- [Information provided]:
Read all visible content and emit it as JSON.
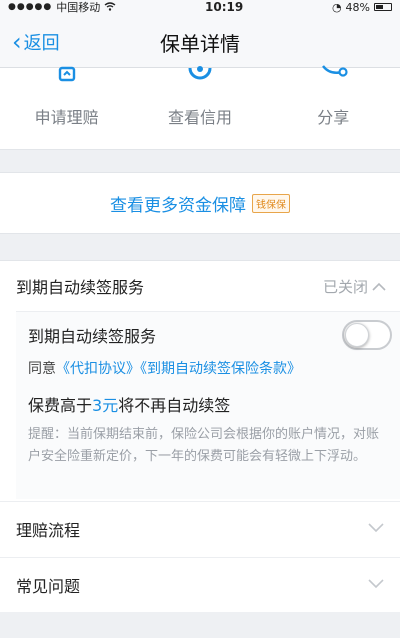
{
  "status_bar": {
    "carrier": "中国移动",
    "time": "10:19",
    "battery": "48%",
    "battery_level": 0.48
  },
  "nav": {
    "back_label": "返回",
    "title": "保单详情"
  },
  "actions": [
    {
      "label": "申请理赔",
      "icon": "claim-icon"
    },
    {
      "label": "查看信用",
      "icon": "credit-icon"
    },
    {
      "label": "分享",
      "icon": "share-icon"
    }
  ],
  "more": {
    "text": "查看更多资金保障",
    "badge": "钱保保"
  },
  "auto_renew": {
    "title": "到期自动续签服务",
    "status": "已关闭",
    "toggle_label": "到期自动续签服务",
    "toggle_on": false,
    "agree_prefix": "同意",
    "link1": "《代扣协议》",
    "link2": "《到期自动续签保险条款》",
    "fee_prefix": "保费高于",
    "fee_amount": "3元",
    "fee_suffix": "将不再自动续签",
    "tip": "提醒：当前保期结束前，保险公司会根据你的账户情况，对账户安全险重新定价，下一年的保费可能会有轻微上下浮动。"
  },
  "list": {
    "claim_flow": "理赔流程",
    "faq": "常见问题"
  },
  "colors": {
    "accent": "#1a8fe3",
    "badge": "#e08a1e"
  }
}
--
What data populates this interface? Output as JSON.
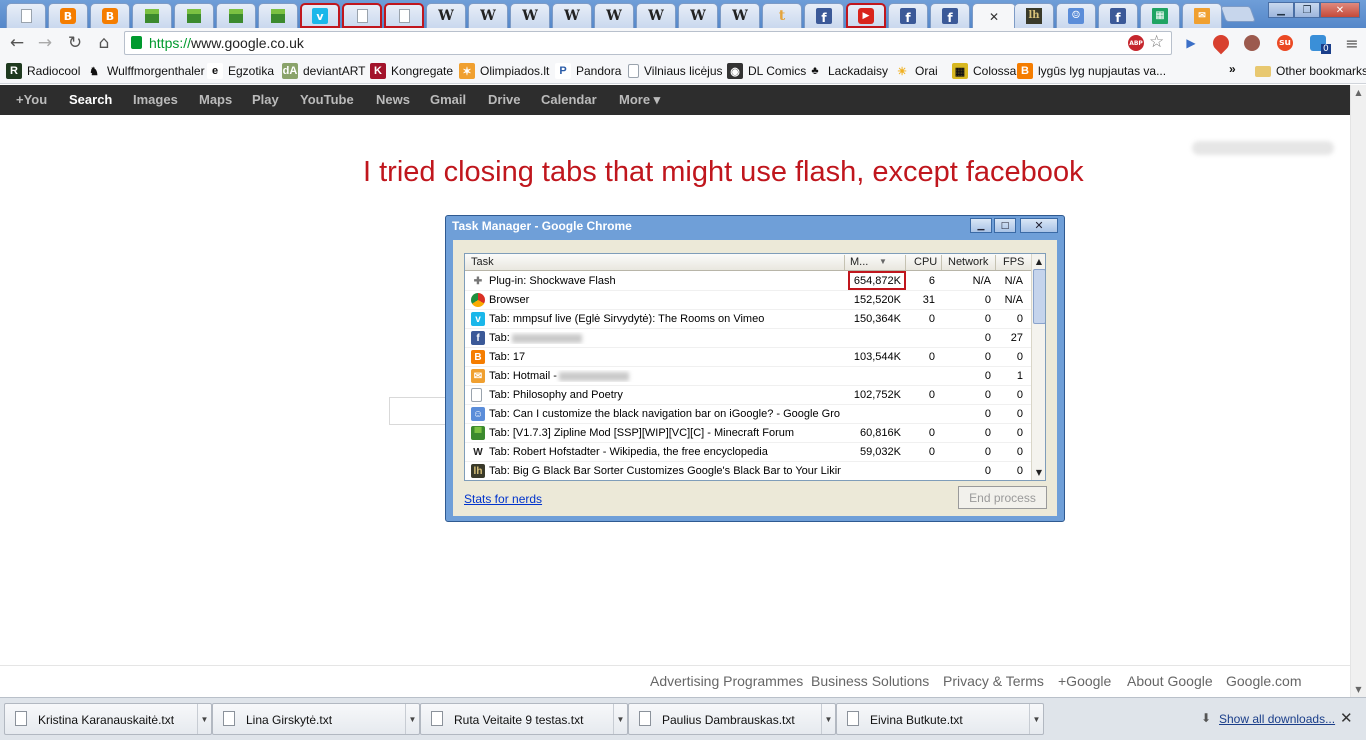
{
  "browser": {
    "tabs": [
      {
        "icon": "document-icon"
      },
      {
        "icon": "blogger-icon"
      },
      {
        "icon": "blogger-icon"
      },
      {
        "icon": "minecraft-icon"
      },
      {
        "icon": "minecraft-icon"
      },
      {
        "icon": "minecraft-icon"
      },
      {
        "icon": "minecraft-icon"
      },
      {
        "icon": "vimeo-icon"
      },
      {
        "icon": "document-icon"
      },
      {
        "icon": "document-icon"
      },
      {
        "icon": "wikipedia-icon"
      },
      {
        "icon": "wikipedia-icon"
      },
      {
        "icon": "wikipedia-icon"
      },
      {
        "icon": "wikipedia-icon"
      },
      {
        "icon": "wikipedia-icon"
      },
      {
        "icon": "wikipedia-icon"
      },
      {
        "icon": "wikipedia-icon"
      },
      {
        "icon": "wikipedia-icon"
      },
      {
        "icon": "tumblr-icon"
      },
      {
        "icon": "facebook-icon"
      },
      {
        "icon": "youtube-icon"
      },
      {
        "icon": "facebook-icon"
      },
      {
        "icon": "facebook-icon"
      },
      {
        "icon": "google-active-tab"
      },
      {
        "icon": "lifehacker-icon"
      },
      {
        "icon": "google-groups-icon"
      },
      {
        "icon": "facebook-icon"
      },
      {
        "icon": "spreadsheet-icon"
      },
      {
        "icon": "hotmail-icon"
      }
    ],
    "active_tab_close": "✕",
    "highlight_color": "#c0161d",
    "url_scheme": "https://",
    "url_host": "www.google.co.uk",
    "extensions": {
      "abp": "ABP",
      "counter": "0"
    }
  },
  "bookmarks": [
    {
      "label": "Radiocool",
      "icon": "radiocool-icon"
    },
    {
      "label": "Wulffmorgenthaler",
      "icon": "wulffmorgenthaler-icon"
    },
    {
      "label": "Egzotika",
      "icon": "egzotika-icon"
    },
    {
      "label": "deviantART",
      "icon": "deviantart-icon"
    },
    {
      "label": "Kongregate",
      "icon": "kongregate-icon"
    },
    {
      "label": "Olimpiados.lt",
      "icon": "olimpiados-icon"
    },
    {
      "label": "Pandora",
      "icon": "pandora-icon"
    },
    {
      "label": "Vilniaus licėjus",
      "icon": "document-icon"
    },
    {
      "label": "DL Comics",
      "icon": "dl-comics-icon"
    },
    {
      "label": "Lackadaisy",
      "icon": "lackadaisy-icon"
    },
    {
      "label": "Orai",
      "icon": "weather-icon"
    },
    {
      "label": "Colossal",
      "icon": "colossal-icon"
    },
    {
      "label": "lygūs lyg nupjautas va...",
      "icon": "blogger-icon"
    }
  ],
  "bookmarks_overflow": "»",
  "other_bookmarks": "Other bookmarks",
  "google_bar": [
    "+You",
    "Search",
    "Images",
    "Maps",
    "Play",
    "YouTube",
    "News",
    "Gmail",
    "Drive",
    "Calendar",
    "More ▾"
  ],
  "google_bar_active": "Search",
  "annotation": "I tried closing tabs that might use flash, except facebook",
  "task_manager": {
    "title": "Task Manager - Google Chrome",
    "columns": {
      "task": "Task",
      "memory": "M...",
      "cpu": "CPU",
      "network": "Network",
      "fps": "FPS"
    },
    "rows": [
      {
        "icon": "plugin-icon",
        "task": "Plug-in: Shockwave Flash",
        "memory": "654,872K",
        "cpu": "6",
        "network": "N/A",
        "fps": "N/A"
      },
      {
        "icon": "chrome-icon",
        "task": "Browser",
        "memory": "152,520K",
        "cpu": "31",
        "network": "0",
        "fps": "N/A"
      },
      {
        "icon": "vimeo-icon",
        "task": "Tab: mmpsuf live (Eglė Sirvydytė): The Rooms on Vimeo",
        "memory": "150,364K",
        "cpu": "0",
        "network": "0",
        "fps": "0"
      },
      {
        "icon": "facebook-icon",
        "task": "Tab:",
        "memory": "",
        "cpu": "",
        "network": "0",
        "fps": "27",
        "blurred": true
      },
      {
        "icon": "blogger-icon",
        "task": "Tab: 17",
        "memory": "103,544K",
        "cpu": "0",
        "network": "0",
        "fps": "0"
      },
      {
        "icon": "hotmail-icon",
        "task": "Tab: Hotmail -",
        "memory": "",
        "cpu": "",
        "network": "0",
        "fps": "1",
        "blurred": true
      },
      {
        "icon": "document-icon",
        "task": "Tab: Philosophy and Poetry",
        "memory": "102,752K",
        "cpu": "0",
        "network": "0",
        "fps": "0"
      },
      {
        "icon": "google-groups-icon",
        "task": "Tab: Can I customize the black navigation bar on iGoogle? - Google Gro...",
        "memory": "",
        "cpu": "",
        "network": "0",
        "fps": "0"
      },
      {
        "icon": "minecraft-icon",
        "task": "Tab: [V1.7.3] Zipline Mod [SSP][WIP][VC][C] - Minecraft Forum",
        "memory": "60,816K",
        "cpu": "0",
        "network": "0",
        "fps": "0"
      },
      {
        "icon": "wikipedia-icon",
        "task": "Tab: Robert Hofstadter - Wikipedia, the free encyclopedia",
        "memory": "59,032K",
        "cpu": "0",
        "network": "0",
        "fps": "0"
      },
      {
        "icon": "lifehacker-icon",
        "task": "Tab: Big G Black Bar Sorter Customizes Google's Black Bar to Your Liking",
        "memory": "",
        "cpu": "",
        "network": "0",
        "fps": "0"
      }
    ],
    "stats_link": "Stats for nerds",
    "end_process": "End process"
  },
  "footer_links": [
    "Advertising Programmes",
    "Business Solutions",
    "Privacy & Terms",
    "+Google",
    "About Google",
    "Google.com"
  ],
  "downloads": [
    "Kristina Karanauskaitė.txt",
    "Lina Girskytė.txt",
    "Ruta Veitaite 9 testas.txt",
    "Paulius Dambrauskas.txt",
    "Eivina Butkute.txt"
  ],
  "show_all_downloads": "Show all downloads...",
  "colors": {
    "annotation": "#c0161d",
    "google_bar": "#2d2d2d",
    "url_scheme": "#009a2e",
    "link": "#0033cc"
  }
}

- [Your goal]:
Scan the listing above and copy all lines containing the word "annotation".

- [Response for this exercise]:
  "annotation": "I tried closing tabs that might use flash, except facebook",
    "annotation": "#c0161d",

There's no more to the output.